> **Figure record extracts**
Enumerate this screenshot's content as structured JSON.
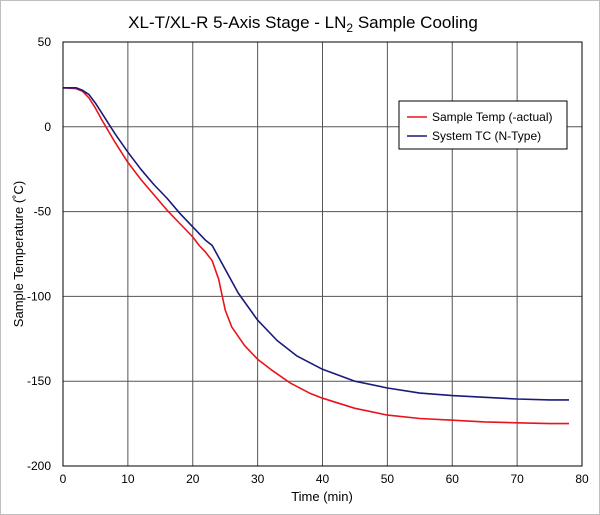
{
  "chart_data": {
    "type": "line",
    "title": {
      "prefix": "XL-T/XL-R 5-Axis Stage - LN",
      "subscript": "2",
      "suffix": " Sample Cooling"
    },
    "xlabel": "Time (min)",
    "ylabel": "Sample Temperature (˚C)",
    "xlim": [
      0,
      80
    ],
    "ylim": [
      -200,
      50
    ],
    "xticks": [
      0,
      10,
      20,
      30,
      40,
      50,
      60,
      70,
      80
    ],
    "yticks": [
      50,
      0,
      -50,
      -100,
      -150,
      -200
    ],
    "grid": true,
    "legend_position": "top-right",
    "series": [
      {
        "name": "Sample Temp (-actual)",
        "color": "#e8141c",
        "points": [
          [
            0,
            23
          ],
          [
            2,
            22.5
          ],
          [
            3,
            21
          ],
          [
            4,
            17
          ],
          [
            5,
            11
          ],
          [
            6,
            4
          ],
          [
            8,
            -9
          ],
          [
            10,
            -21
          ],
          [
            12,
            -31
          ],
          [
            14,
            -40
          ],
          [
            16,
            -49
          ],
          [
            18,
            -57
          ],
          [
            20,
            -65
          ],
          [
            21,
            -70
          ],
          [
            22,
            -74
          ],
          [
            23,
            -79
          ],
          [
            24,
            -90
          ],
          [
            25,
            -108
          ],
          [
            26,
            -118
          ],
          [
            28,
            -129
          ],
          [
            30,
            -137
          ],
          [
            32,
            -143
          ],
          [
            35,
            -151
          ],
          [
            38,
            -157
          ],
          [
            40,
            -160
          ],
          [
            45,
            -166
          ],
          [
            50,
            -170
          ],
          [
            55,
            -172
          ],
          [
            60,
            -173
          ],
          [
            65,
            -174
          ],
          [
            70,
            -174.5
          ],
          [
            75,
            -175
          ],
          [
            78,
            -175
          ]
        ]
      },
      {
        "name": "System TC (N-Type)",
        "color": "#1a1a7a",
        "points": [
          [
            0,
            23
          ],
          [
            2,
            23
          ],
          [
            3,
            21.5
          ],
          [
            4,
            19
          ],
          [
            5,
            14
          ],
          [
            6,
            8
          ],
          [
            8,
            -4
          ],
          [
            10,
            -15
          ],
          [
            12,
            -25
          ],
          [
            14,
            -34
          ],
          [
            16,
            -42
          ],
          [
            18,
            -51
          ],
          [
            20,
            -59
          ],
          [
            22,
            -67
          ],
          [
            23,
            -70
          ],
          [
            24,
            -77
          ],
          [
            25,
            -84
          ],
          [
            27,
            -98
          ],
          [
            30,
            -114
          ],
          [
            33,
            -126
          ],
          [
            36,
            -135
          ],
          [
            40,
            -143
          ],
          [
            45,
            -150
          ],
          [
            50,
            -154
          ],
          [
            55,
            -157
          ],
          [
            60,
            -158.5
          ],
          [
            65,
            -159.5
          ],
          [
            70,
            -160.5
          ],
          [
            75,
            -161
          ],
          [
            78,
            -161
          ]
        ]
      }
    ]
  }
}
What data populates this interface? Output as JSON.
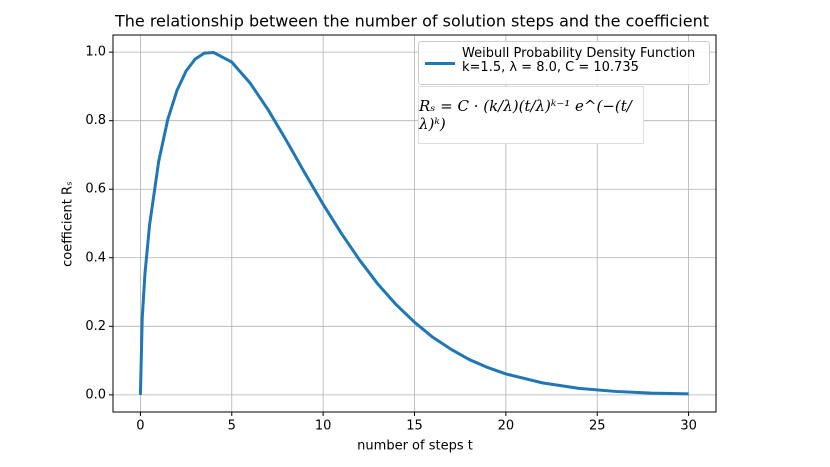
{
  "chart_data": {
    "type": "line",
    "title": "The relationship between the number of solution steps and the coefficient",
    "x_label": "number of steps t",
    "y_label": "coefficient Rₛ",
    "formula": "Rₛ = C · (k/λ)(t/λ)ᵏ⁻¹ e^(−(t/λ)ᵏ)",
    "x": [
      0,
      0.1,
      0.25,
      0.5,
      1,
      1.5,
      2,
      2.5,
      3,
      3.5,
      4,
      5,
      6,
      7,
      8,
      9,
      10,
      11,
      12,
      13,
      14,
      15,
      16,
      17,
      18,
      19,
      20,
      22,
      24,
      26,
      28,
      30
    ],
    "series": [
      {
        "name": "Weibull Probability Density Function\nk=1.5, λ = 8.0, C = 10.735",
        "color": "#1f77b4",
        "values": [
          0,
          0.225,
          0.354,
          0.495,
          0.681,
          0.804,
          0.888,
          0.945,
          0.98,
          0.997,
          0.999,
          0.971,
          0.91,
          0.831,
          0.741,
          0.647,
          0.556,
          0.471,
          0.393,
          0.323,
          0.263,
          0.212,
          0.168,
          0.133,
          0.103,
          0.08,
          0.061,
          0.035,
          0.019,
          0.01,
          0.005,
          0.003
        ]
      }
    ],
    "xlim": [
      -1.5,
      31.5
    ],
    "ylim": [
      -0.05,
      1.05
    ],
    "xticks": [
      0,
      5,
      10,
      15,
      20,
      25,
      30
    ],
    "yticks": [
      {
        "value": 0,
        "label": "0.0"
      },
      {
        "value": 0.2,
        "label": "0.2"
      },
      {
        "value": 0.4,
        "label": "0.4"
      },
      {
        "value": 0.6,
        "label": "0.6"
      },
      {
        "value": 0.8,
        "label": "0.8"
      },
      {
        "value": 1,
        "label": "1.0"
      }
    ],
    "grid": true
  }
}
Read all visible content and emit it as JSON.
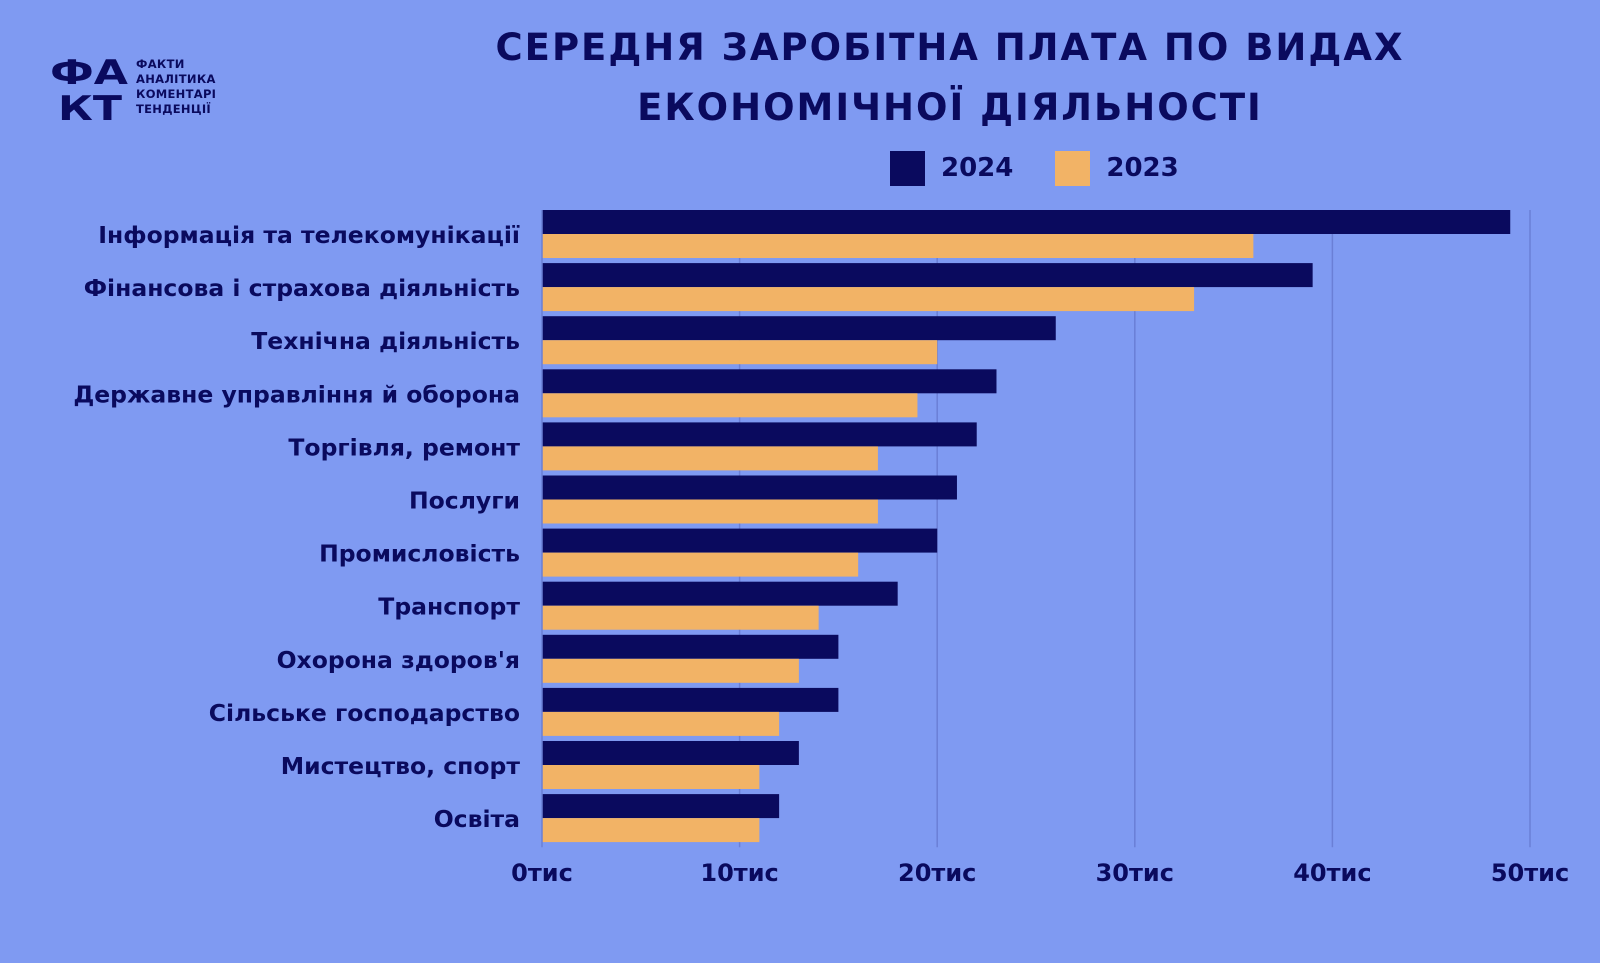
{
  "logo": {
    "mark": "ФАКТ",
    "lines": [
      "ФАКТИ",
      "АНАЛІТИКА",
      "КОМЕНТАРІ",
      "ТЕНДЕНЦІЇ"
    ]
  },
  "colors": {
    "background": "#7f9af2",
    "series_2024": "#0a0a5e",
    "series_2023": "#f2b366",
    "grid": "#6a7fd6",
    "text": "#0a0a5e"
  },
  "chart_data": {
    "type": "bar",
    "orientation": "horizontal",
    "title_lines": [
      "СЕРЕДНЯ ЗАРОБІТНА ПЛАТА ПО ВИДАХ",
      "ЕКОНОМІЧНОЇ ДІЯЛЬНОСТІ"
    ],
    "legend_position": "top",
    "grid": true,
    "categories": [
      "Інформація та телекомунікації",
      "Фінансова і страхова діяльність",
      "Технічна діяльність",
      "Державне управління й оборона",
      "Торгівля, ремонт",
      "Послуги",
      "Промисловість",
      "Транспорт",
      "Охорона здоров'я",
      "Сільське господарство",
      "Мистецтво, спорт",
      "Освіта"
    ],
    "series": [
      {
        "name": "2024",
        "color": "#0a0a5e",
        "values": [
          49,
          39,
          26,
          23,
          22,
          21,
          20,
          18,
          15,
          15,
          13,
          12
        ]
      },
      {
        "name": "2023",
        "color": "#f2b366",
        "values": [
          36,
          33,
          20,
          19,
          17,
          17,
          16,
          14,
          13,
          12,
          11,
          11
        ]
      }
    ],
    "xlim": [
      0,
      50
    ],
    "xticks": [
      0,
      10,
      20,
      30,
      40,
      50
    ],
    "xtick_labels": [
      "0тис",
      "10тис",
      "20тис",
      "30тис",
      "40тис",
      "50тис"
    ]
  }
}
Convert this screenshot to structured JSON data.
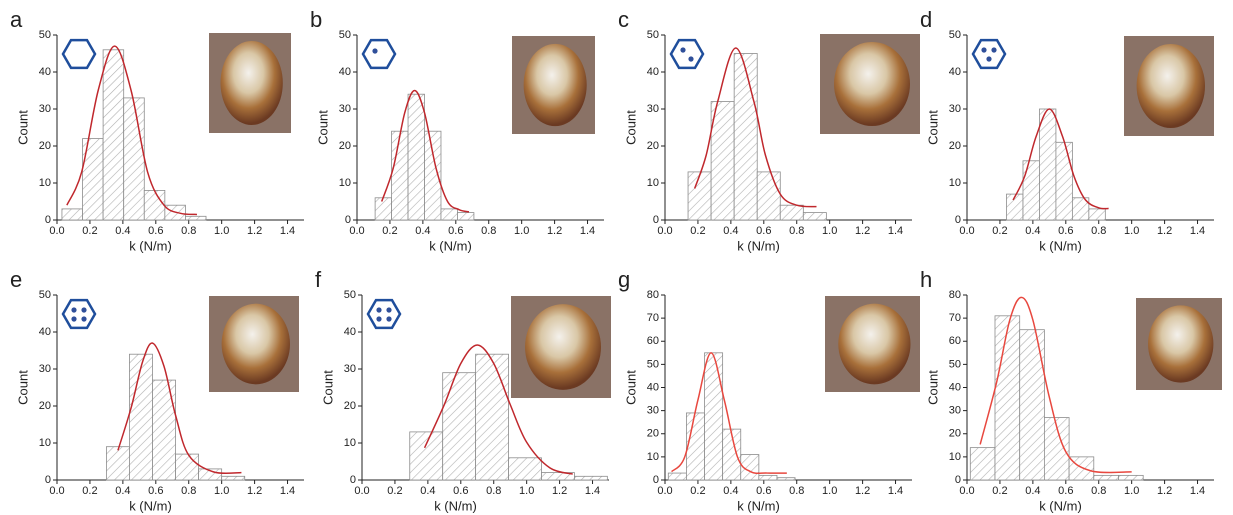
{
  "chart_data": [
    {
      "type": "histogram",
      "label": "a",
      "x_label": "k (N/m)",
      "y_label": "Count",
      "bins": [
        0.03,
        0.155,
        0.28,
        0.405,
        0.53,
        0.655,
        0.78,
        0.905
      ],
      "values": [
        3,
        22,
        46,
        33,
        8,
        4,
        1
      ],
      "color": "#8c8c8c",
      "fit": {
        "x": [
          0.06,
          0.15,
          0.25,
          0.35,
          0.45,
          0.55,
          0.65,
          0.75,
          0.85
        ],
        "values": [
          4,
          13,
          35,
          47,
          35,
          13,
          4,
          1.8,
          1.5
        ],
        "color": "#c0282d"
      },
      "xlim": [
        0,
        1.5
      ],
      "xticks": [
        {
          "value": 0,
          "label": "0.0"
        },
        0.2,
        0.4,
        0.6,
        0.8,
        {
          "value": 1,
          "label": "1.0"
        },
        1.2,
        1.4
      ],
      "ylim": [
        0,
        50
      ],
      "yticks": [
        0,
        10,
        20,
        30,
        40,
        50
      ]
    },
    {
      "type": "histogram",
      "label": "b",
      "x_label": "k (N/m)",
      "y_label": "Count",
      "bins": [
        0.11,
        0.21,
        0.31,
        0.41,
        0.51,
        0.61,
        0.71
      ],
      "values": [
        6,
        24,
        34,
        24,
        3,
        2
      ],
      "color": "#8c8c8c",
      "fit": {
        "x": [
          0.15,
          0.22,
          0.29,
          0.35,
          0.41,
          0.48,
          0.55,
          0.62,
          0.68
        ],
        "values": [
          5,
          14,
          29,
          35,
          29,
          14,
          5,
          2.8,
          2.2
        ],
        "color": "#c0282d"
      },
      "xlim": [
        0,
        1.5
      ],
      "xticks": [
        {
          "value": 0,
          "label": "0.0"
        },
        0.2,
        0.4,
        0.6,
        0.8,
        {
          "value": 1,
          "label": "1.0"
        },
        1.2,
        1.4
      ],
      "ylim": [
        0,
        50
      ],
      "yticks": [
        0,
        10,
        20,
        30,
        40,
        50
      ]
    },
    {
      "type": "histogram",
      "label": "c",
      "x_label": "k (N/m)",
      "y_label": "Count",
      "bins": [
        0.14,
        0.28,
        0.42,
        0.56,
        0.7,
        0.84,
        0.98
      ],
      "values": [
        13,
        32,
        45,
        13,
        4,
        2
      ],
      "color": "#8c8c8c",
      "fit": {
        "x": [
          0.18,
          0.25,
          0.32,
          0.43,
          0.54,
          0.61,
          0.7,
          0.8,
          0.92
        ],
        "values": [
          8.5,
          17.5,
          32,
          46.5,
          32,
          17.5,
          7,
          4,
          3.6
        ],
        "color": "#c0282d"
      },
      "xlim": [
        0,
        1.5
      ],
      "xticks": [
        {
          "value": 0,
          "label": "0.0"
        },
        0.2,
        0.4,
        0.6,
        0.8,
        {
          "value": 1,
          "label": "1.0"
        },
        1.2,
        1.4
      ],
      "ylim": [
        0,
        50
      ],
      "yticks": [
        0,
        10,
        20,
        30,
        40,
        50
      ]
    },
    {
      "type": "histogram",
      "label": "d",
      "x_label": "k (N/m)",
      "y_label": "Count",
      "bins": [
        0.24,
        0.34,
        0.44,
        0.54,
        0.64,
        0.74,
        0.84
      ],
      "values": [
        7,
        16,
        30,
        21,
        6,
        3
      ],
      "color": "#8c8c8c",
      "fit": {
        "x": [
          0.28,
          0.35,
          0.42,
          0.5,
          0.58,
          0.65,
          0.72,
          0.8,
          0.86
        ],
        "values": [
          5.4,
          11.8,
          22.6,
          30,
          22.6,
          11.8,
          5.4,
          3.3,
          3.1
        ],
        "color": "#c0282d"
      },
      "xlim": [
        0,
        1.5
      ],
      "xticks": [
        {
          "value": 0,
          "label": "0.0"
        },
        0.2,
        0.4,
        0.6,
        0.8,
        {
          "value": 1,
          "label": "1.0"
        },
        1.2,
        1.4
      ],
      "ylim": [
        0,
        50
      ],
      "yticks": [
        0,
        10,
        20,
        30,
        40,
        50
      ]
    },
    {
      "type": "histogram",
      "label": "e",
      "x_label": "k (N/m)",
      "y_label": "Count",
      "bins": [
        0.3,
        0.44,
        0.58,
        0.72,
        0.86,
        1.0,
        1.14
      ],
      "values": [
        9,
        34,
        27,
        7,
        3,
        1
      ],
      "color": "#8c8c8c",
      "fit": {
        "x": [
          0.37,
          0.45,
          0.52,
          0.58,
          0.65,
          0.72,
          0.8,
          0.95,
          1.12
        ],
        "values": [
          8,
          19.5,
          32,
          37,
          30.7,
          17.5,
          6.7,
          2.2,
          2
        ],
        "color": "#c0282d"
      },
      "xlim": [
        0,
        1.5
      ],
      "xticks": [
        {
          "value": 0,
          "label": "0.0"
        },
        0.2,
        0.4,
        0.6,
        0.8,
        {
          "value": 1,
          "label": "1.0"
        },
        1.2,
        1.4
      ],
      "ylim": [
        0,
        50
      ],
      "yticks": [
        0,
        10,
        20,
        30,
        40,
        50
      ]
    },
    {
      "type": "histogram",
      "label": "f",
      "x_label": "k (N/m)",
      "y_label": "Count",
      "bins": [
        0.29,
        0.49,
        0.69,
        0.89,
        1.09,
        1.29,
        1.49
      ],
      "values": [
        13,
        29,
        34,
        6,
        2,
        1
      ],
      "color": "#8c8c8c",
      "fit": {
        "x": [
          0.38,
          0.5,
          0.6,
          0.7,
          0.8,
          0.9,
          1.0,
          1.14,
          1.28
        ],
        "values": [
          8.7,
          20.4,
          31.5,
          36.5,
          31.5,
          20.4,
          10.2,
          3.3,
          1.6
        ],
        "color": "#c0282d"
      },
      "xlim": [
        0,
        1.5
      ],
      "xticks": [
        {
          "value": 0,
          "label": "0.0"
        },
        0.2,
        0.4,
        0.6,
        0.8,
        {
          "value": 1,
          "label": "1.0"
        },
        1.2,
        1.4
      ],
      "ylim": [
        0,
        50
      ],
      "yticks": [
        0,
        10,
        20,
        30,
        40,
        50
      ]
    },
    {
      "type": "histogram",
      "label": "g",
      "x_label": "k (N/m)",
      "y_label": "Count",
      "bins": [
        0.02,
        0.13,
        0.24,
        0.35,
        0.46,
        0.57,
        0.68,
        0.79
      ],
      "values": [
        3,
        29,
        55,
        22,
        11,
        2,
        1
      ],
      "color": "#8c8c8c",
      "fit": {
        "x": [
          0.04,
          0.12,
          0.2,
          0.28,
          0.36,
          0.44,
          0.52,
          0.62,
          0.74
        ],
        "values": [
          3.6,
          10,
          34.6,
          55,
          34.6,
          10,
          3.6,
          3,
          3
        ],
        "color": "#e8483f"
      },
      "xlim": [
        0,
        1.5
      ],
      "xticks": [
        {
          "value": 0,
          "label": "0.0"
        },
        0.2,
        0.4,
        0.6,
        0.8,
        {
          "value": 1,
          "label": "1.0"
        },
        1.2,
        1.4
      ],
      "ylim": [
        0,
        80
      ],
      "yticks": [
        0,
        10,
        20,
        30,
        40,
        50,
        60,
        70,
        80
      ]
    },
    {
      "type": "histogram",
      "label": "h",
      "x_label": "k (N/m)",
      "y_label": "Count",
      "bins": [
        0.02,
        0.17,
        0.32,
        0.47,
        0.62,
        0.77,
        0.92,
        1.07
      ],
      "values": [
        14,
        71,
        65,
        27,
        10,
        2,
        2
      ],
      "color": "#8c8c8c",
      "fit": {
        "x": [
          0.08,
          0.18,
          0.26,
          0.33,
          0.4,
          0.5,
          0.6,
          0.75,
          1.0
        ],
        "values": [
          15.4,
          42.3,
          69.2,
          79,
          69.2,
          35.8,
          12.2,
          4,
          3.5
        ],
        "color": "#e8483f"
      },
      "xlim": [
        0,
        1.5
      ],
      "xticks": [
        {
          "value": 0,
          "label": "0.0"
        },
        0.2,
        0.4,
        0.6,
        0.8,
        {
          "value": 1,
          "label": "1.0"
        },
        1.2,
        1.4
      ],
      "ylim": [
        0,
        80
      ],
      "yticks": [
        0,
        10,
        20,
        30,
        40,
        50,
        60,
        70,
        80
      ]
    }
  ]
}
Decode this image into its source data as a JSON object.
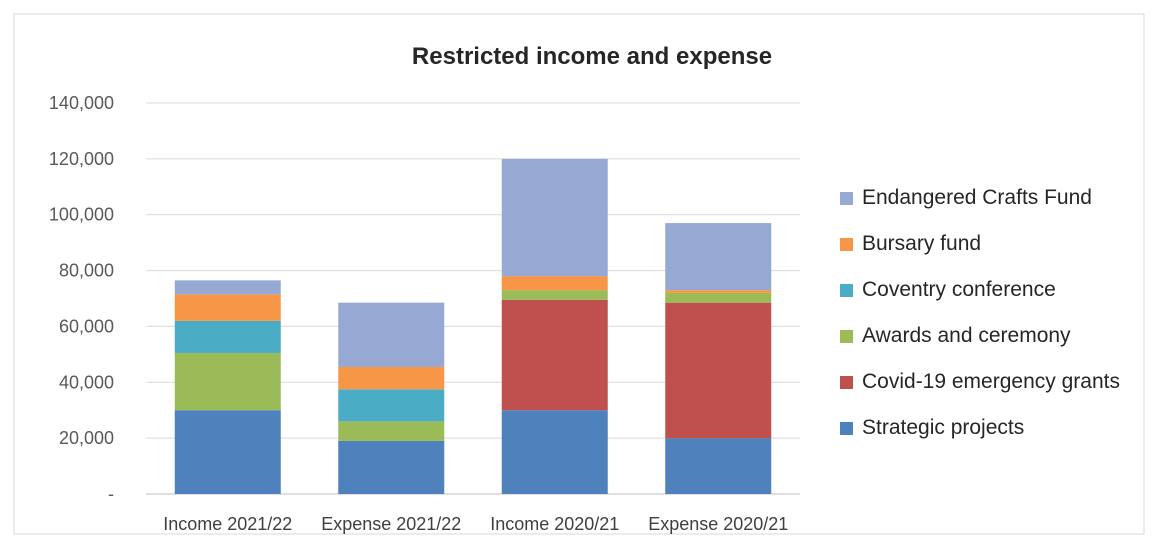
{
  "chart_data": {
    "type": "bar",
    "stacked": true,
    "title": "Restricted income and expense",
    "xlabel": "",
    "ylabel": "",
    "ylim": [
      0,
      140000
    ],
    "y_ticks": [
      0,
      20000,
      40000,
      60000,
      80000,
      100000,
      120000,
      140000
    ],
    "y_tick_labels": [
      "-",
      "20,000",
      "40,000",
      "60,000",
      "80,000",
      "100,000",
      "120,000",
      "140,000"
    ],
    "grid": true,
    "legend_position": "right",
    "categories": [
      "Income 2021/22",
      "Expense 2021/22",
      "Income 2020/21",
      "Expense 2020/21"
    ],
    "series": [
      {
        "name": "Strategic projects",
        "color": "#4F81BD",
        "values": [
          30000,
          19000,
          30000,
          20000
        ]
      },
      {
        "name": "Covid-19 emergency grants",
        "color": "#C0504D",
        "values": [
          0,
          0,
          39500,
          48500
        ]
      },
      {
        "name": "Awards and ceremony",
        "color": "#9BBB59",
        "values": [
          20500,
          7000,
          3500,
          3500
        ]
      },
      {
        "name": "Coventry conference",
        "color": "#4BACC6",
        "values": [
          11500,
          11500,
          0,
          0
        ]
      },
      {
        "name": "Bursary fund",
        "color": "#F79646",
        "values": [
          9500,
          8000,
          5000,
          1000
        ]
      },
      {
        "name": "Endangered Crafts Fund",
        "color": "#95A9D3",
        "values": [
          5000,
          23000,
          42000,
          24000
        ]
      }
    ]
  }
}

> **SET TASK**
Looking at the listing above, count the lines that contain "content" and give nothing but the number.

> **OUTPUT FOR THIS EXERCISE**
2